Aim of the task =>
Identify all lines below that hold "JSON" and collect them.

(Dataset records)
- - -
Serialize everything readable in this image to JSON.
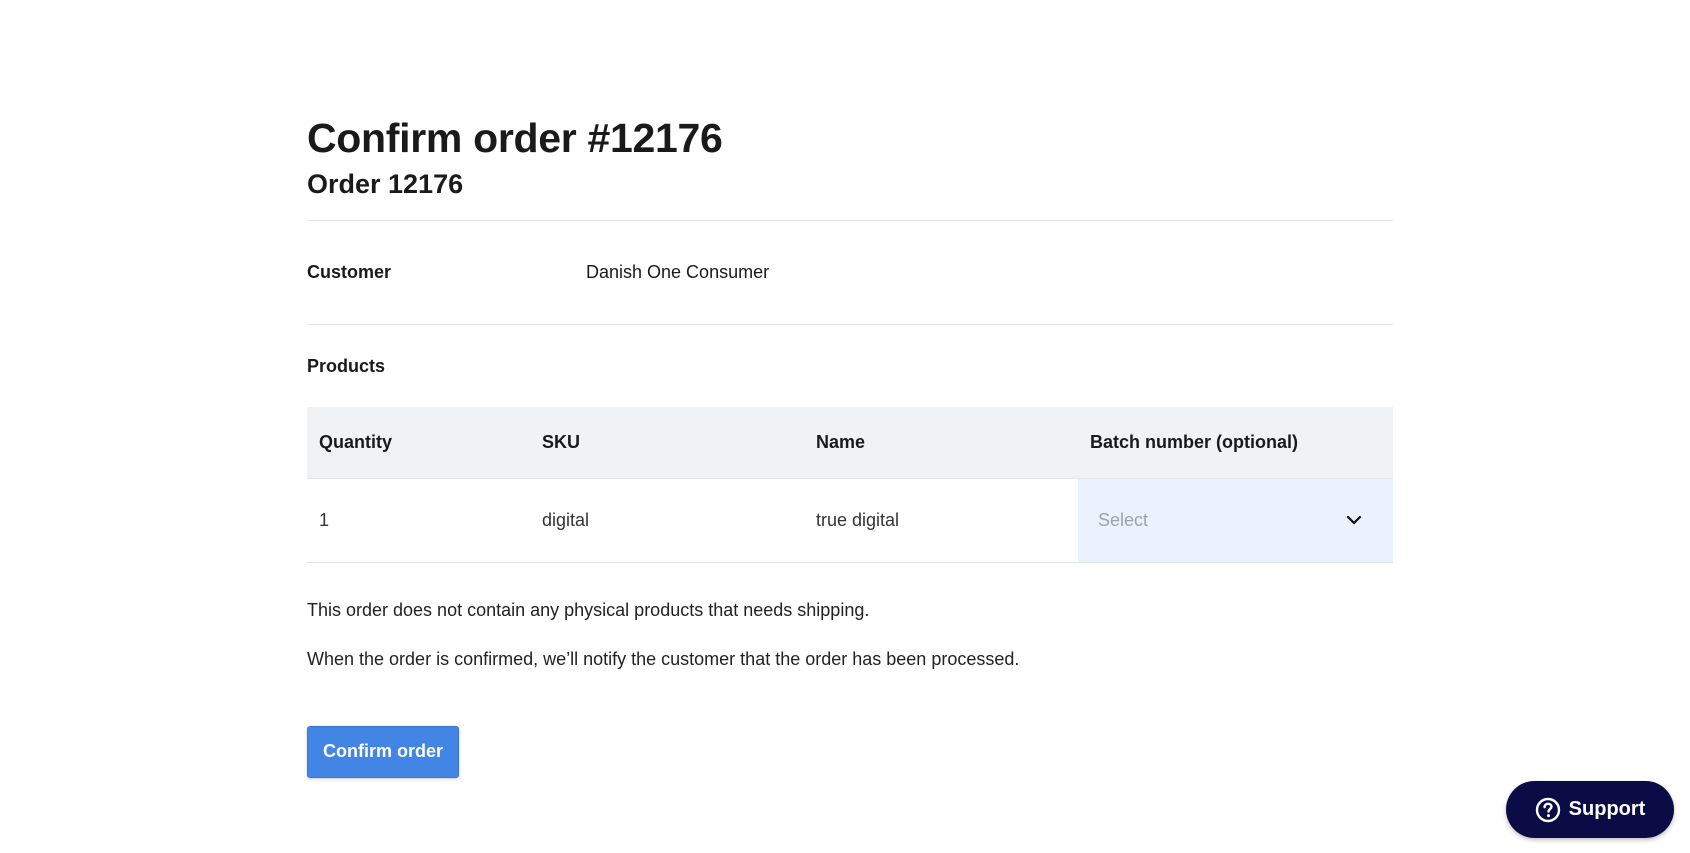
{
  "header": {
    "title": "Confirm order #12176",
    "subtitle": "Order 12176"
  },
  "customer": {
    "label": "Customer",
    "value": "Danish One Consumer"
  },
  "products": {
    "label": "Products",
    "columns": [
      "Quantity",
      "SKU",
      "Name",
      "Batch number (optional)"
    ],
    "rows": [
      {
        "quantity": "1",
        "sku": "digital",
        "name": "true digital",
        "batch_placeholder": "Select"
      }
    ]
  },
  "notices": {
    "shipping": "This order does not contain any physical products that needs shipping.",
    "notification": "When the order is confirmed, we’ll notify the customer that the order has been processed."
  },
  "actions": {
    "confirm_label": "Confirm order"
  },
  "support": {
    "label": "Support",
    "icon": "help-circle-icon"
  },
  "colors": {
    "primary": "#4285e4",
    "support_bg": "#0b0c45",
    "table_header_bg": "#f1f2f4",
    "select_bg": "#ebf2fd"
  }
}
- - -
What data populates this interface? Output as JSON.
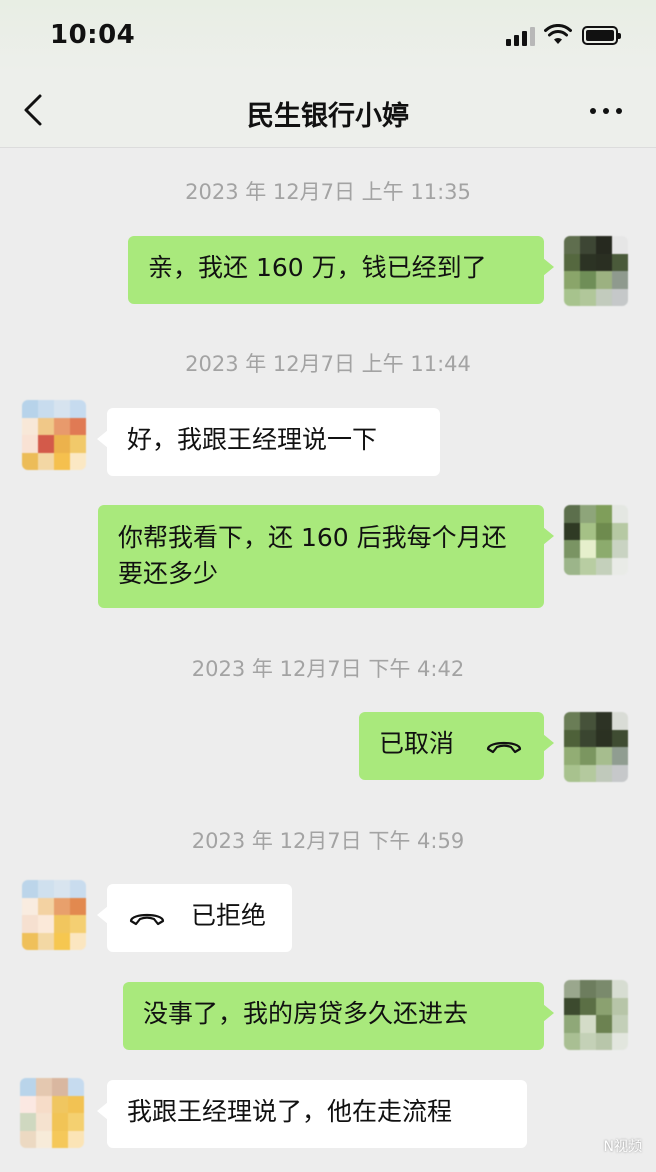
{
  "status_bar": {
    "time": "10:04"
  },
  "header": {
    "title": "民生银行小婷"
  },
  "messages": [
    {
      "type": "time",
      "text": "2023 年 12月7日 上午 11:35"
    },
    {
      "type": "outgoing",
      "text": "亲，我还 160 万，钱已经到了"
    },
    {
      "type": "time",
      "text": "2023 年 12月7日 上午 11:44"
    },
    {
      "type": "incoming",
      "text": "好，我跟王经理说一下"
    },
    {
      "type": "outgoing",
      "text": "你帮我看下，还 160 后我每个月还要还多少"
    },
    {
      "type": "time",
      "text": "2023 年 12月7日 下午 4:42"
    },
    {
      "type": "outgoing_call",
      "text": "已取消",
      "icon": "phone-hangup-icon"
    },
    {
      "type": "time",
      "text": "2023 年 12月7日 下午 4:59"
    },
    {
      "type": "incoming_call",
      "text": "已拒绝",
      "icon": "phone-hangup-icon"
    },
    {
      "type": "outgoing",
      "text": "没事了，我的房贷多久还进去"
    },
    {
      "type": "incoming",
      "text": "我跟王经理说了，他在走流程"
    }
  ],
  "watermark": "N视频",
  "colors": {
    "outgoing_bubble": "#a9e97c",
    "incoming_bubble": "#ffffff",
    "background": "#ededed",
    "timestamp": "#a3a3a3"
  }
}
- - -
Exercise response =>
Serialize everything readable in this image to JSON.
What data populates this interface? Output as JSON.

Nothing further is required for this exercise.